Segmentation of Syllable Units
< PREVIOUS: Spectral Derivatives | > NEXT: Setting the Spectral Parameters |
|
|
Open Explore & Score --> Open Sound --> Select file you wish to explore (a quick preview of the sound is provided in the lower portion of the screen) & choose the Pagination option in the lower right corner; full file (recommended for smaller files) or page by page (recommended for larger files of 5 seconds or more) -->Click OK Fig 1: Open Sound window
Select Segmentation Panel tab on the left side of the window. Fig 2: Segmentation Tab Select primary Feature to segment; There are nine available options:
.
Move amplitude threshold slider located next to the sonogram screen to the appropriate level, while watching the segmentation changing below the sonogram. The yellow horizontal line on the graph indicates the level of the threshold. The feature can be shown when greater than the threshold (if ">" option is selected next to threshold) or less than the threshold (if "<" option is selected). Syllables are shown on the bottom of the graph screen in thick red line segments.

◆ ◆ ◆ ◆

● EXERCISES
a - In the syllable segmentation text, what does the yellow horizontal line on the graph indicate?
b - Please write out the stretch of the syllable segmentation text from "Move amplitude threshold" through "red line segments." word for word.
c - Extend the syllable segmentation text, starting after its final sentence.

● GIVEN MATERIAL
◆ ◆ ◆ ◆

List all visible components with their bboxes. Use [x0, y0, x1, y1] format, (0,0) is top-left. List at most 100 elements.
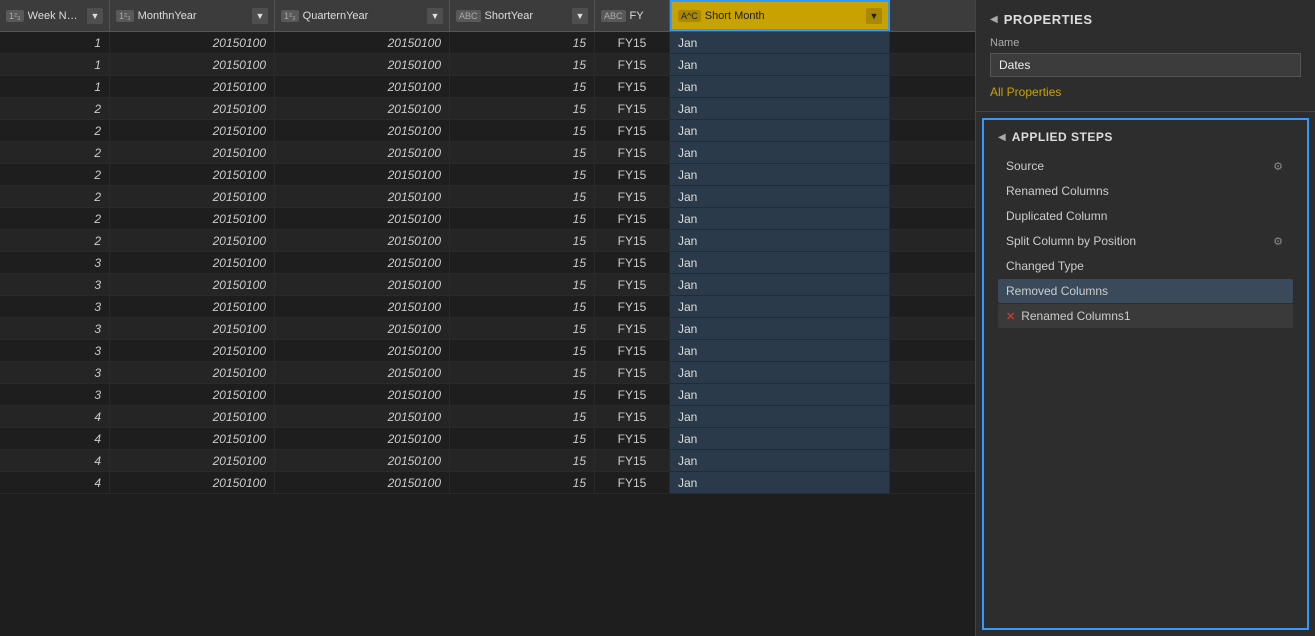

◆ ◆ ◆ ◆

● RESULTS BY TASK
a - The level of the threshold.

b -
Move amplitude threshold slider located next to the sonogram screen to the appropriate level, while watching the segmentation changing below the sonogram. The yellow horizontal line on the graph indicates the level of the threshold. The feature can be shown when greater than the threshold (if ">" option is selected next to threshold) or less than the threshold (if "<" option is selected). Syllables are shown on the bottom of the graph screen in thick red line segments.

c -
Check "Smooth feature" checkbox, the Smooth feature slider will show. Select the level to which to smooth the feature. The lowest level is 0, which means that the feature will not be smoothed. The highest level is 100, which means that smoothing window is 100 datapoints. For example, if the advance window param is set to 1 ms, then the smoothing window of 100 is 100 ms. The smoothed feature graph will appear in different colors depending on which feature is smoothed. For example, smoothed amplitude will appear in purple, while original amplitude graph is red.
Check "Adapt Threshold" checkbox, the Adaptive threshold slider will show. Select the level to which to adapt the threshold, such that threshold increases with the mean amplitude. This allows better detection of low amplitude sounds (e.g., in the beginning of the file). The lowest level is 200, which means that threshold is adapted every 200 slices, making it of the similar shape as smoothed feature graph. The highest level is 900, the threshold is adapted every 900 slices, making it almost a straight horizontal line. That is, at the extreme, smooth threshold becomes identical to the fixed threshold. Adjusting the threshold level with the slider will move the adapted threshold so that the mean of the threshold is on the level selected by the slider (i.e. the adjusted threshold will move up and down as slider is moving). The threshold is indicated by the thick yellow line. As with fixed amplitude, the feature can be shown when greater than the threshold or less than the threshold. warning: using adapt threshold in pagination mode (small windows) will affect the segmentation.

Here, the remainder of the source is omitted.